Exercise goal: Show all lines from the listing below that contain "true".

Extracted material:
◇ ◇ ◇ ◇ ◇ ◇ ◇

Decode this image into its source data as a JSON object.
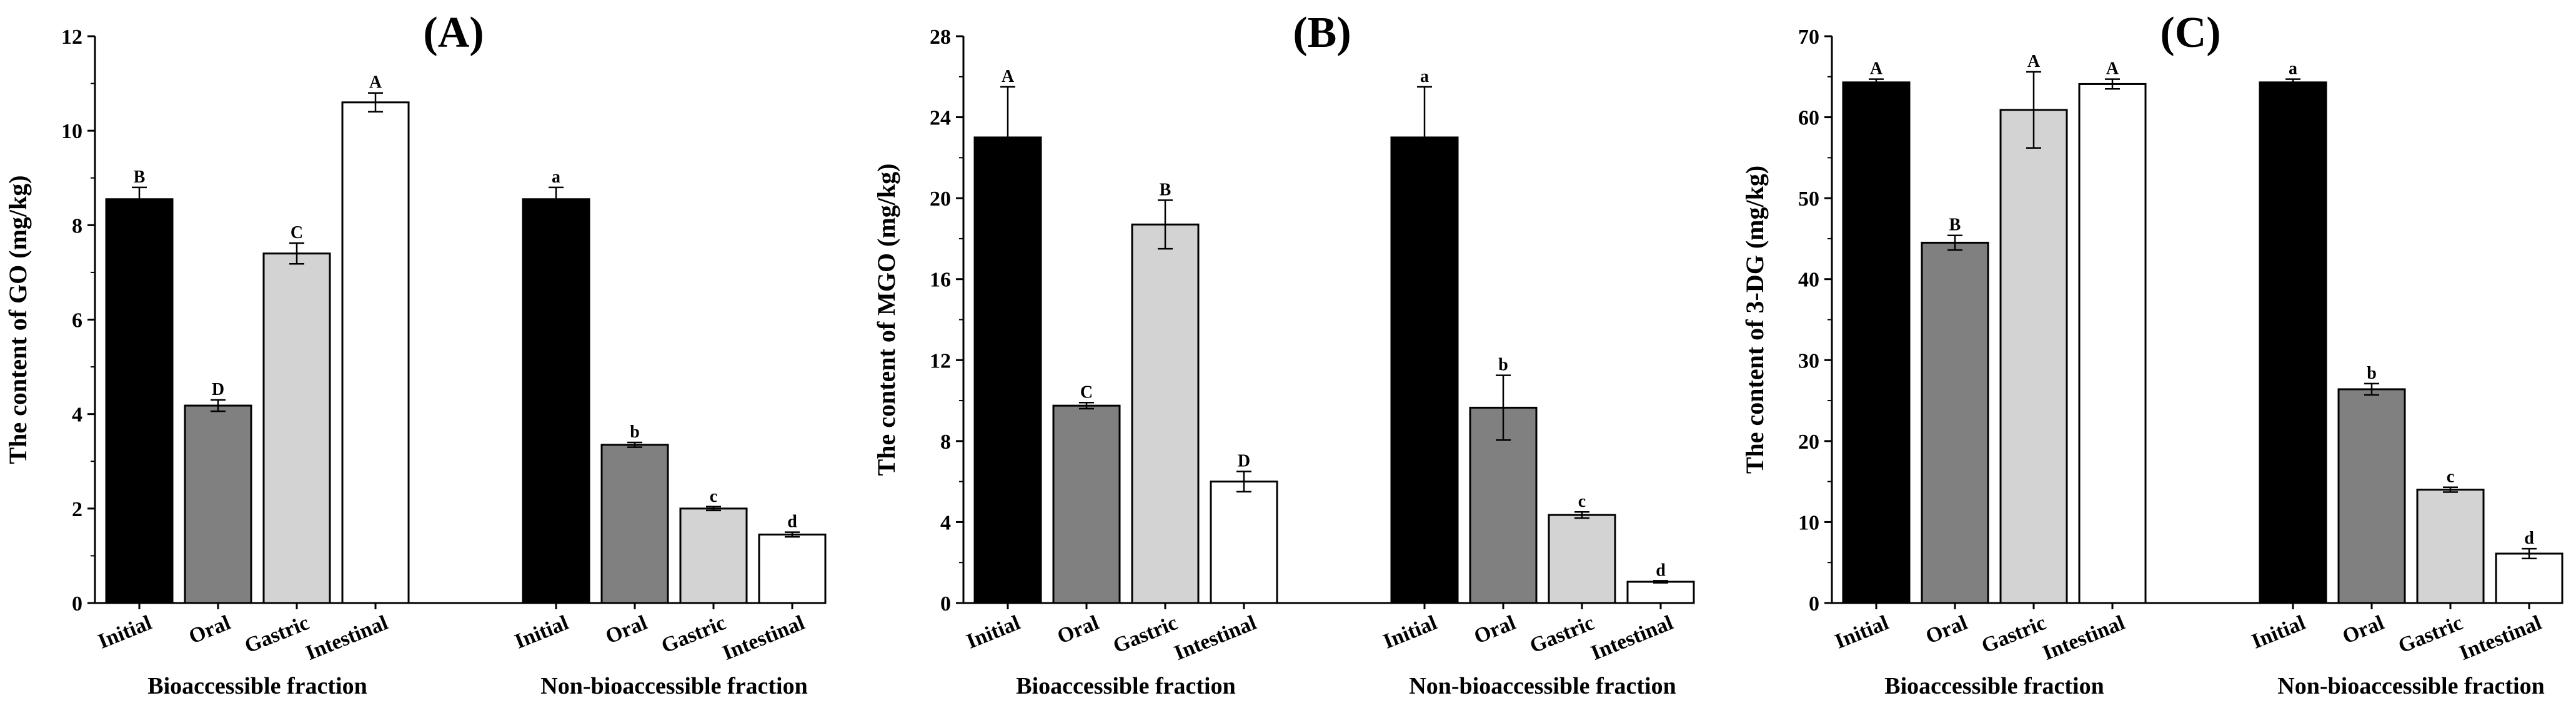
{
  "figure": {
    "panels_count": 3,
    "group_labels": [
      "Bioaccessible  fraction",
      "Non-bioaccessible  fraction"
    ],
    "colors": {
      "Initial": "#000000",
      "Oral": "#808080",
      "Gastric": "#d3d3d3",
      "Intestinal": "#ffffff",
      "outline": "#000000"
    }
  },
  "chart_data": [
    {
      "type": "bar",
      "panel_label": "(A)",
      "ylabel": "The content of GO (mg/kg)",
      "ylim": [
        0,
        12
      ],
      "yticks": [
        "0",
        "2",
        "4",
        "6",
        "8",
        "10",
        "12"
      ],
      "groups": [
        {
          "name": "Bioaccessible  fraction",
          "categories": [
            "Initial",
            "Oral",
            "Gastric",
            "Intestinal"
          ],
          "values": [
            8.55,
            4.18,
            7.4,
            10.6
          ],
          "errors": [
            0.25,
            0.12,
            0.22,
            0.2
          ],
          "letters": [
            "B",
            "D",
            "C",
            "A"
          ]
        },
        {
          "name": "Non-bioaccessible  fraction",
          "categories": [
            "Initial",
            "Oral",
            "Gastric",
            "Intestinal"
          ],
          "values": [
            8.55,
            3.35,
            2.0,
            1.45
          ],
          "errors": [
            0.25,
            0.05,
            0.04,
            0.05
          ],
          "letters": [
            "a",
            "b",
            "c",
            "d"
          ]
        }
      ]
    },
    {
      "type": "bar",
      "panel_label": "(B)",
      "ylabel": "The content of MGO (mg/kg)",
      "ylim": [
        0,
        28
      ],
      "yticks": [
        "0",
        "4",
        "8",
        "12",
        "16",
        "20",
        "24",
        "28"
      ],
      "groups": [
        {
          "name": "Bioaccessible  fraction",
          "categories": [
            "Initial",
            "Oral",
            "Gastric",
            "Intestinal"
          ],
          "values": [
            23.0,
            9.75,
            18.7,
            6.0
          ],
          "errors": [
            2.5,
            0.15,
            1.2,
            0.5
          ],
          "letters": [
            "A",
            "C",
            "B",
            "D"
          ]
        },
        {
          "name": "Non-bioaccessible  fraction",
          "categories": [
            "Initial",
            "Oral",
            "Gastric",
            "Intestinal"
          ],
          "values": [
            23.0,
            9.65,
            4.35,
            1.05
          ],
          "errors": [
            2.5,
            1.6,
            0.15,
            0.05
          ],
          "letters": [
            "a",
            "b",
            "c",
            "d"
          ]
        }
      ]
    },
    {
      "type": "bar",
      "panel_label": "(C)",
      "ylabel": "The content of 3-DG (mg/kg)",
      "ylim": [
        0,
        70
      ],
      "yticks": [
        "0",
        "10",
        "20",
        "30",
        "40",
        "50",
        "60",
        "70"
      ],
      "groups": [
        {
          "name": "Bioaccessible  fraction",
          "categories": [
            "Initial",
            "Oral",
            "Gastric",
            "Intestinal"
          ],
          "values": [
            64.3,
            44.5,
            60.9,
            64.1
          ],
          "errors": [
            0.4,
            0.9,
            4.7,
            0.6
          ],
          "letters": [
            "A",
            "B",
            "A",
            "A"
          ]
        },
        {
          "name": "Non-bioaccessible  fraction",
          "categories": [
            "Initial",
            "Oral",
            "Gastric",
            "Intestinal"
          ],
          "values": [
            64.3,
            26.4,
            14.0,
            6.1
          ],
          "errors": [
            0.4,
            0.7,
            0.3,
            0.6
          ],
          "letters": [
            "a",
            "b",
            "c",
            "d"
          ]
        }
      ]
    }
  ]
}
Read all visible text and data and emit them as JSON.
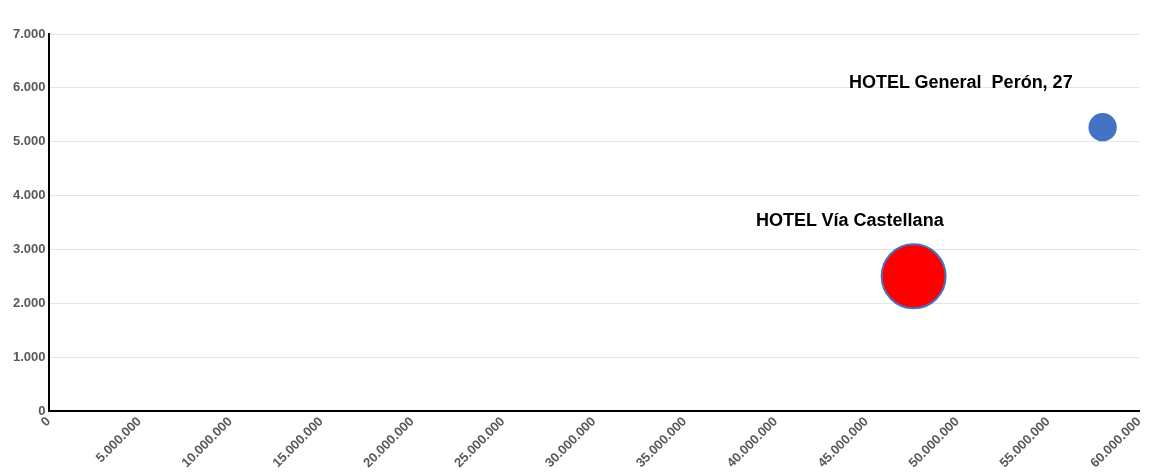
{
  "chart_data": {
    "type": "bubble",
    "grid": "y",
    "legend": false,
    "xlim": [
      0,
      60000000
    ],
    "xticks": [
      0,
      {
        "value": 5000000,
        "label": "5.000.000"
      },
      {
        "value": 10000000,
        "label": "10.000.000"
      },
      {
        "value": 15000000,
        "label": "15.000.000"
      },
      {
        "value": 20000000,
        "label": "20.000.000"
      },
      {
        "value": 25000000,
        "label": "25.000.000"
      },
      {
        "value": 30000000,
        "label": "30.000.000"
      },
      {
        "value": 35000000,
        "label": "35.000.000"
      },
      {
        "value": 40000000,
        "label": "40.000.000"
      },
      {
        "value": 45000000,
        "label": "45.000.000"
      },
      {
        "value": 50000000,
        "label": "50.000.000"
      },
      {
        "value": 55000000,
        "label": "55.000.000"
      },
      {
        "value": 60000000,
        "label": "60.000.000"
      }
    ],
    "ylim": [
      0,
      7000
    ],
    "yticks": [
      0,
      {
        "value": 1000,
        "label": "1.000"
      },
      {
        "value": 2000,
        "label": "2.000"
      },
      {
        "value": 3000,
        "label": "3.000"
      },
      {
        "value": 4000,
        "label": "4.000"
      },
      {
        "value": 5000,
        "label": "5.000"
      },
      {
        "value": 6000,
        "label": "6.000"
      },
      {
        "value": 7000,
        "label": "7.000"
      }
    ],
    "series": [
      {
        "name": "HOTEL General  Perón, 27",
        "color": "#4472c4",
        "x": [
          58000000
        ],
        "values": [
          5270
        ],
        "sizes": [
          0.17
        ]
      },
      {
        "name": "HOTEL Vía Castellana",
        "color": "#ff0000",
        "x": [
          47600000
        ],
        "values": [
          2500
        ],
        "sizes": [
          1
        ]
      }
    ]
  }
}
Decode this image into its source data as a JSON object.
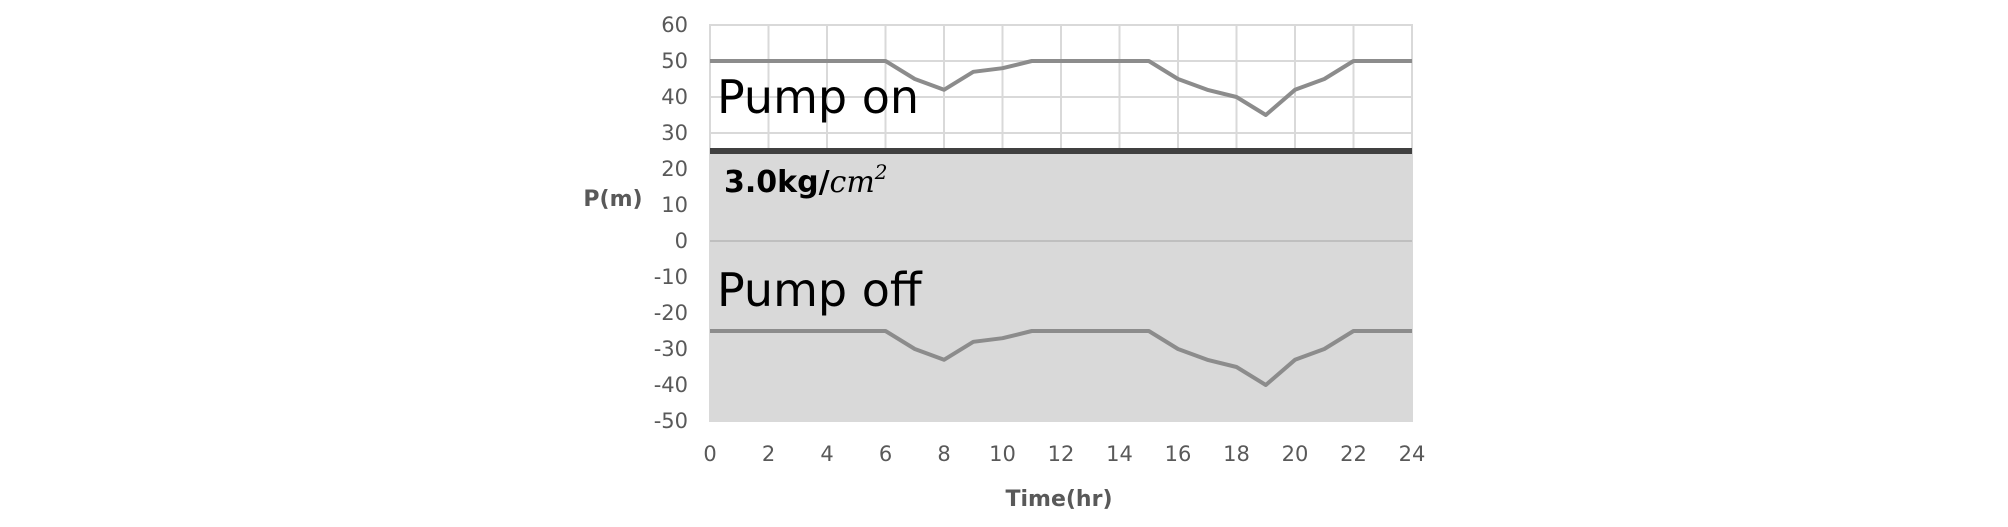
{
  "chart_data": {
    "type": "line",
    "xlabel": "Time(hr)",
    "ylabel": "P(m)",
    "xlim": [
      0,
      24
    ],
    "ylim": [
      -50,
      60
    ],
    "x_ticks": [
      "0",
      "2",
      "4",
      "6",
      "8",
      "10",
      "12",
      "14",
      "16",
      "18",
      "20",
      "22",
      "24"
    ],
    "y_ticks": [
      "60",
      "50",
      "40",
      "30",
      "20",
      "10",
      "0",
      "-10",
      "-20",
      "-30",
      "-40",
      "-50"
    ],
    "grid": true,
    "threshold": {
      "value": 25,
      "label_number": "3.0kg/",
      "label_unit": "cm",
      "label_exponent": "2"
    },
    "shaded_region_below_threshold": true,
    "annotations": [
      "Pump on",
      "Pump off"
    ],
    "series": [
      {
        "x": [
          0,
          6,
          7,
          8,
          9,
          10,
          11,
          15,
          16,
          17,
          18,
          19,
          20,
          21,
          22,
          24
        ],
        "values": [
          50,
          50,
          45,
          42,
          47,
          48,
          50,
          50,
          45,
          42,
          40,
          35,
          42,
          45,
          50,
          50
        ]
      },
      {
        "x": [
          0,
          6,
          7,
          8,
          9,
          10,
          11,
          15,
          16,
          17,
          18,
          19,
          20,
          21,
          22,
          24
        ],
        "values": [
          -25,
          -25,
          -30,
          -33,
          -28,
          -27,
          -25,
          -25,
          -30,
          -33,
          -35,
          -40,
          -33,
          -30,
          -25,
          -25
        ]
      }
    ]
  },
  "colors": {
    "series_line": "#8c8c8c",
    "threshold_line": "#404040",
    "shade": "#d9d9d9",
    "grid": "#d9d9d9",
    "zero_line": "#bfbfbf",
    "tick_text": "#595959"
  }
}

◇ ◇ ◇ ◇ ◇ ◇ ◇

Correct response:
    "grid": true,
    "shaded_region_below_threshold": true,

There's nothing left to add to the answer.